[Stored items from a collection]
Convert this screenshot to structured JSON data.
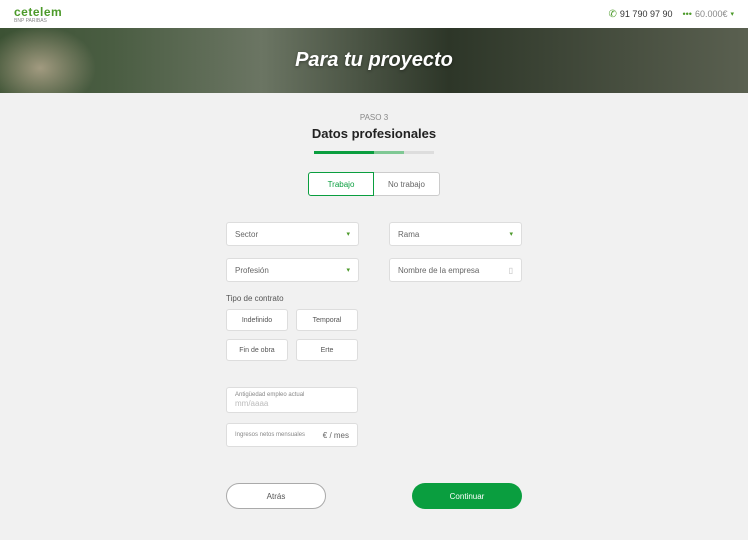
{
  "header": {
    "logo_text": "cetelem",
    "logo_sub": "BNP PARIBAS",
    "phone": "91 790 97 90",
    "amount": "60.000€"
  },
  "hero": {
    "title": "Para tu proyecto"
  },
  "step": {
    "label": "PASO 3",
    "title": "Datos profesionales"
  },
  "tabs": {
    "work": "Trabajo",
    "nowork": "No trabajo"
  },
  "fields": {
    "sector": "Sector",
    "rama": "Rama",
    "profesion": "Profesión",
    "empresa_placeholder": "Nombre de la empresa"
  },
  "contract": {
    "label": "Tipo de contrato",
    "indefinido": "Indefinido",
    "temporal": "Temporal",
    "fin_obra": "Fin de obra",
    "erte": "Erte"
  },
  "seniority": {
    "label": "Antigüedad empleo actual",
    "placeholder": "mm/aaaa"
  },
  "income": {
    "label": "Ingresos netos mensuales",
    "unit": "€ / mes"
  },
  "actions": {
    "back": "Atrás",
    "continue": "Continuar"
  }
}
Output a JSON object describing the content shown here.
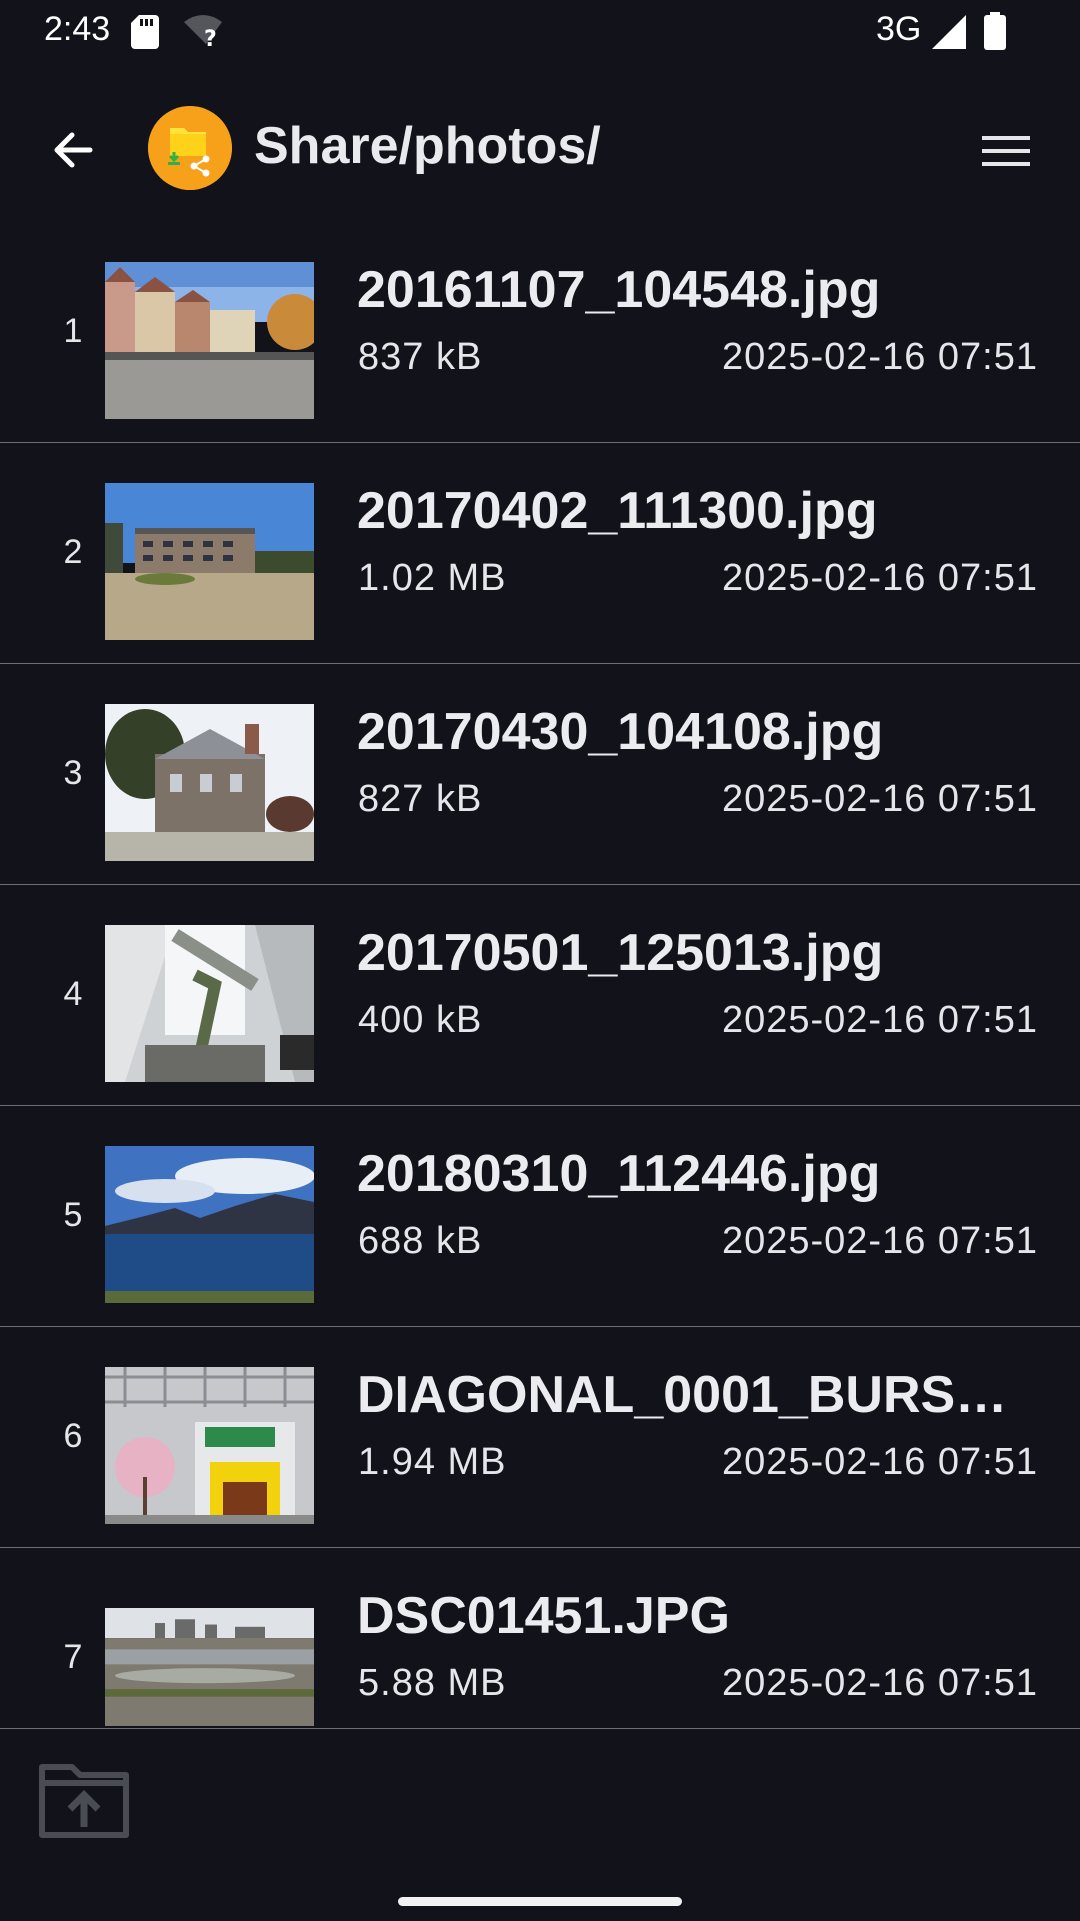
{
  "status_bar": {
    "time": "2:43",
    "network": "3G",
    "icons": [
      "sd-card-icon",
      "wifi-unknown-icon",
      "signal-icon",
      "battery-icon"
    ]
  },
  "app_bar": {
    "title": "Share/photos/",
    "back_icon": "arrow-back-icon",
    "logo_icon": "shared-folder-icon",
    "menu_icon": "hamburger-menu-icon"
  },
  "files": [
    {
      "index": "1",
      "name": "20161107_104548.jpg",
      "size": "837 kB",
      "date": "2025-02-16 07:51"
    },
    {
      "index": "2",
      "name": "20170402_111300.jpg",
      "size": "1.02 MB",
      "date": "2025-02-16 07:51"
    },
    {
      "index": "3",
      "name": "20170430_104108.jpg",
      "size": "827 kB",
      "date": "2025-02-16 07:51"
    },
    {
      "index": "4",
      "name": "20170501_125013.jpg",
      "size": "400 kB",
      "date": "2025-02-16 07:51"
    },
    {
      "index": "5",
      "name": "20180310_112446.jpg",
      "size": "688 kB",
      "date": "2025-02-16 07:51"
    },
    {
      "index": "6",
      "name": "DIAGONAL_0001_BURS…",
      "size": "1.94 MB",
      "date": "2025-02-16 07:51"
    },
    {
      "index": "7",
      "name": "DSC01451.JPG",
      "size": "5.88 MB",
      "date": "2025-02-16 07:51"
    }
  ],
  "bottom_bar": {
    "upload_icon": "folder-upload-icon"
  },
  "colors": {
    "background": "#12131a",
    "divider": "#6d6e74",
    "logo": "#f7a11a"
  }
}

### WHAT YOU WILL DO
All the material shown above is to be copied exactly, with no pictures carried over.

### OUTPUT FOR THIS EXERCISE
Convert this screenshot to structured JSON data.
{
  "header": {
    "logo_text": "cetelem",
    "logo_sub": "BNP PARIBAS",
    "phone": "91 790 97 90",
    "amount": "60.000€"
  },
  "hero": {
    "title": "Para tu proyecto"
  },
  "step": {
    "label": "PASO 3",
    "title": "Datos profesionales"
  },
  "tabs": {
    "work": "Trabajo",
    "nowork": "No trabajo"
  },
  "fields": {
    "sector": "Sector",
    "rama": "Rama",
    "profesion": "Profesión",
    "empresa_placeholder": "Nombre de la empresa"
  },
  "contract": {
    "label": "Tipo de contrato",
    "indefinido": "Indefinido",
    "temporal": "Temporal",
    "fin_obra": "Fin de obra",
    "erte": "Erte"
  },
  "seniority": {
    "label": "Antigüedad empleo actual",
    "placeholder": "mm/aaaa"
  },
  "income": {
    "label": "Ingresos netos mensuales",
    "unit": "€ / mes"
  },
  "actions": {
    "back": "Atrás",
    "continue": "Continuar"
  }
}
Output a JSON object describing the content shown here.
{
  "status_bar": {
    "time": "2:43",
    "network": "3G",
    "icons": [
      "sd-card-icon",
      "wifi-unknown-icon",
      "signal-icon",
      "battery-icon"
    ]
  },
  "app_bar": {
    "title": "Share/photos/",
    "back_icon": "arrow-back-icon",
    "logo_icon": "shared-folder-icon",
    "menu_icon": "hamburger-menu-icon"
  },
  "files": [
    {
      "index": "1",
      "name": "20161107_104548.jpg",
      "size": "837 kB",
      "date": "2025-02-16 07:51"
    },
    {
      "index": "2",
      "name": "20170402_111300.jpg",
      "size": "1.02 MB",
      "date": "2025-02-16 07:51"
    },
    {
      "index": "3",
      "name": "20170430_104108.jpg",
      "size": "827 kB",
      "date": "2025-02-16 07:51"
    },
    {
      "index": "4",
      "name": "20170501_125013.jpg",
      "size": "400 kB",
      "date": "2025-02-16 07:51"
    },
    {
      "index": "5",
      "name": "20180310_112446.jpg",
      "size": "688 kB",
      "date": "2025-02-16 07:51"
    },
    {
      "index": "6",
      "name": "DIAGONAL_0001_BURS…",
      "size": "1.94 MB",
      "date": "2025-02-16 07:51"
    },
    {
      "index": "7",
      "name": "DSC01451.JPG",
      "size": "5.88 MB",
      "date": "2025-02-16 07:51"
    }
  ],
  "bottom_bar": {
    "upload_icon": "folder-upload-icon"
  },
  "colors": {
    "background": "#12131a",
    "divider": "#6d6e74",
    "logo": "#f7a11a"
  }
}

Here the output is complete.